(WHAT IS ASKED): Collect each line containing "right".
** start of DATASET EXTRACT **
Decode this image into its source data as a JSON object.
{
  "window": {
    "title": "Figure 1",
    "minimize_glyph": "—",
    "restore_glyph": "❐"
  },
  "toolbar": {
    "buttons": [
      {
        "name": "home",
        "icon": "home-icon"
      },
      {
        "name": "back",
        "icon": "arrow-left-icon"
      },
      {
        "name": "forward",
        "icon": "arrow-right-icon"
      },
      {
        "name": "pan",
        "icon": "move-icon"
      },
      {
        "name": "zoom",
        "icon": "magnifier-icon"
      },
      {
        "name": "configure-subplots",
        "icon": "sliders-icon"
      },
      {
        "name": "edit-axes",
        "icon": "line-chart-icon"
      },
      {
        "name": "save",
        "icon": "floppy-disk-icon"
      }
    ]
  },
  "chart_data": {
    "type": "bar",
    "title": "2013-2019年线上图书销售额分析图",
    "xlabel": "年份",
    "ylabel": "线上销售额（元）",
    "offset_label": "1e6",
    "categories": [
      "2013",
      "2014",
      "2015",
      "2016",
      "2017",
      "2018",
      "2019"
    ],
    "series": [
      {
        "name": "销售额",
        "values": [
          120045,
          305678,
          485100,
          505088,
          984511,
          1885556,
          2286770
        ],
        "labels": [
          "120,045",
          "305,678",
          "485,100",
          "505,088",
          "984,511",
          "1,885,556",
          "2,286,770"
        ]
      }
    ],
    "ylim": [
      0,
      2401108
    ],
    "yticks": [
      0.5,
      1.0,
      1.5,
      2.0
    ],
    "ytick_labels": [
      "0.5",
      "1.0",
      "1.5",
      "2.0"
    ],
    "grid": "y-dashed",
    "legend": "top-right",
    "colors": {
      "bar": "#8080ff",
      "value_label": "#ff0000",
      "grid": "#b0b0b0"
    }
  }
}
** end of DATASET EXTRACT **
(OUTPUT FOR THIS TASK):
        "icon": "arrow-right-icon"
    "legend": "top-right",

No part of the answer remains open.